* _Problem details_
The records below need retyping in full; give them again exactly.

* _Stored records_
=-=-=

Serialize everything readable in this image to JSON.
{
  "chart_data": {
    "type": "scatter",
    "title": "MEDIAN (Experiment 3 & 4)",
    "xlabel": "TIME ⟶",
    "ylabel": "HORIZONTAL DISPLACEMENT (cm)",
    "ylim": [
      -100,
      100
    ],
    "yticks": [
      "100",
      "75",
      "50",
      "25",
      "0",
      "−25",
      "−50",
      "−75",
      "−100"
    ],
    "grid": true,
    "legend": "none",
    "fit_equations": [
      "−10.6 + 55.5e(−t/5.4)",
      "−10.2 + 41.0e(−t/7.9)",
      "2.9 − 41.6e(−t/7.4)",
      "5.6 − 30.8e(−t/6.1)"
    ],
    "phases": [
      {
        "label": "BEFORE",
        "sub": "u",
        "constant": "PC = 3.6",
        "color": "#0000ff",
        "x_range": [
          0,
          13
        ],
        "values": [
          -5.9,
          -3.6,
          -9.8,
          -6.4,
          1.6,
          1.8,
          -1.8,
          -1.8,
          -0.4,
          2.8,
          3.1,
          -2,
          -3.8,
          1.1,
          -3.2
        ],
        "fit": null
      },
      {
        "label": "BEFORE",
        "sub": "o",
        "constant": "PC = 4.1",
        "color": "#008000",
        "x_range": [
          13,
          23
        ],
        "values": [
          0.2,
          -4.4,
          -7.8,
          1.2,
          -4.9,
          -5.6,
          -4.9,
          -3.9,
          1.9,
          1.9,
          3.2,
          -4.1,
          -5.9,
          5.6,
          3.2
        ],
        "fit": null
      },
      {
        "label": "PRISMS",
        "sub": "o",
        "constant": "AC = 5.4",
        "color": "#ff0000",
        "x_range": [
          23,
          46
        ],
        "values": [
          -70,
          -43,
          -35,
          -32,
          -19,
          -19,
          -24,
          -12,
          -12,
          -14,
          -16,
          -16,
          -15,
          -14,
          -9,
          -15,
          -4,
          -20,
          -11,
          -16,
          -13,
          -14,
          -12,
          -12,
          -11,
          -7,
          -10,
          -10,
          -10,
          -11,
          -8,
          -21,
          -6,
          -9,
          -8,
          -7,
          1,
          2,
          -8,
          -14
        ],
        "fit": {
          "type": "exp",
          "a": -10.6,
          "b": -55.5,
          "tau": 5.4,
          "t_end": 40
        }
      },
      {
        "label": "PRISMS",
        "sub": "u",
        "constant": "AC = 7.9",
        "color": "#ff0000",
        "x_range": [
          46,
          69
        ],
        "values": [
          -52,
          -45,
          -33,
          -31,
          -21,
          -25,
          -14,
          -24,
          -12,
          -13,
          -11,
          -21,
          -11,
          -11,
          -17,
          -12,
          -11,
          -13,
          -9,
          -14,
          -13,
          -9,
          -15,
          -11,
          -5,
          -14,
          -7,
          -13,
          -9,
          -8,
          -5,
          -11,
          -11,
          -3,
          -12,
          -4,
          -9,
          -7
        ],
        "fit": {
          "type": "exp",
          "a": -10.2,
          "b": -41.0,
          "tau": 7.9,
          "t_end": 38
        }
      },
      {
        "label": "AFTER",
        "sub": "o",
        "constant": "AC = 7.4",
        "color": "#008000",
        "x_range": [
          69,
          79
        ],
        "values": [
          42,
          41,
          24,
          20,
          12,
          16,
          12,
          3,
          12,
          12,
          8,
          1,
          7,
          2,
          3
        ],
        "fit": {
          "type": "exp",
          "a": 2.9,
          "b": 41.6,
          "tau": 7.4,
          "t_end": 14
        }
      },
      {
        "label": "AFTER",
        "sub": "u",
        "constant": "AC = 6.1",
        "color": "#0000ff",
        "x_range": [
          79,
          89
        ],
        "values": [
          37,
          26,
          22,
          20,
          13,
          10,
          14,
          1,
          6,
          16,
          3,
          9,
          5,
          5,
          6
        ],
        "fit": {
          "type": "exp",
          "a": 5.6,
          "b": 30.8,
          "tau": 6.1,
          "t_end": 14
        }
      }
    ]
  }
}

=-=-=

* _Complete answer_
Serialize everything readable in this image to JSON.
{
  "chart_data": {
    "type": "scatter",
    "title": "MEDIAN (Experiment 3 & 4)",
    "xlabel": "TIME ⟶",
    "ylabel": "HORIZONTAL DISPLACEMENT (cm)",
    "ylim": [
      -100,
      100
    ],
    "yticks": [
      "100",
      "75",
      "50",
      "25",
      "0",
      "−25",
      "−50",
      "−75",
      "−100"
    ],
    "grid": true,
    "legend": "none",
    "fit_equations": [
      "−10.6 + 55.5e(−t/5.4)",
      "−10.2 + 41.0e(−t/7.9)",
      "2.9 − 41.6e(−t/7.4)",
      "5.6 − 30.8e(−t/6.1)"
    ],
    "phases": [
      {
        "label": "BEFORE",
        "sub": "u",
        "constant": "PC = 3.6",
        "color": "#0000ff",
        "x_range": [
          0,
          13
        ],
        "values": [
          -5.9,
          -3.6,
          -9.8,
          -6.4,
          1.6,
          1.8,
          -1.8,
          -1.8,
          -0.4,
          2.8,
          3.1,
          -2,
          -3.8,
          1.1,
          -3.2
        ],
        "fit": null
      },
      {
        "label": "BEFORE",
        "sub": "o",
        "constant": "PC = 4.1",
        "color": "#008000",
        "x_range": [
          13,
          23
        ],
        "values": [
          0.2,
          -4.4,
          -7.8,
          1.2,
          -4.9,
          -5.6,
          -4.9,
          -3.9,
          1.9,
          1.9,
          3.2,
          -4.1,
          -5.9,
          5.6,
          3.2
        ],
        "fit": null
      },
      {
        "label": "PRISMS",
        "sub": "o",
        "constant": "AC = 5.4",
        "color": "#ff0000",
        "x_range": [
          23,
          46
        ],
        "values": [
          -70,
          -43,
          -35,
          -32,
          -19,
          -19,
          -24,
          -12,
          -12,
          -14,
          -16,
          -16,
          -15,
          -14,
          -9,
          -15,
          -4,
          -20,
          -11,
          -16,
          -13,
          -14,
          -12,
          -12,
          -11,
          -7,
          -10,
          -10,
          -10,
          -11,
          -8,
          -21,
          -6,
          -9,
          -8,
          -7,
          1,
          2,
          -8,
          -14
        ],
        "fit": {
          "type": "exp",
          "a": -10.6,
          "b": -55.5,
          "tau": 5.4,
          "t_end": 40
        }
      },
      {
        "label": "PRISMS",
        "sub": "u",
        "constant": "AC = 7.9",
        "color": "#ff0000",
        "x_range": [
          46,
          69
        ],
        "values": [
          -52,
          -45,
          -33,
          -31,
          -21,
          -25,
          -14,
          -24,
          -12,
          -13,
          -11,
          -21,
          -11,
          -11,
          -17,
          -12,
          -11,
          -13,
          -9,
          -14,
          -13,
          -9,
          -15,
          -11,
          -5,
          -14,
          -7,
          -13,
          -9,
          -8,
          -5,
          -11,
          -11,
          -3,
          -12,
          -4,
          -9,
          -7
        ],
        "fit": {
          "type": "exp",
          "a": -10.2,
          "b": -41.0,
          "tau": 7.9,
          "t_end": 38
        }
      },
      {
        "label": "AFTER",
        "sub": "o",
        "constant": "AC = 7.4",
        "color": "#008000",
        "x_range": [
          69,
          79
        ],
        "values": [
          42,
          41,
          24,
          20,
          12,
          16,
          12,
          3,
          12,
          12,
          8,
          1,
          7,
          2,
          3
        ],
        "fit": {
          "type": "exp",
          "a": 2.9,
          "b": 41.6,
          "tau": 7.4,
          "t_end": 14
        }
      },
      {
        "label": "AFTER",
        "sub": "u",
        "constant": "AC = 6.1",
        "color": "#0000ff",
        "x_range": [
          79,
          89
        ],
        "values": [
          37,
          26,
          22,
          20,
          13,
          10,
          14,
          1,
          6,
          16,
          3,
          9,
          5,
          5,
          6
        ],
        "fit": {
          "type": "exp",
          "a": 5.6,
          "b": 30.8,
          "tau": 6.1,
          "t_end": 14
        }
      }
    ]
  }
}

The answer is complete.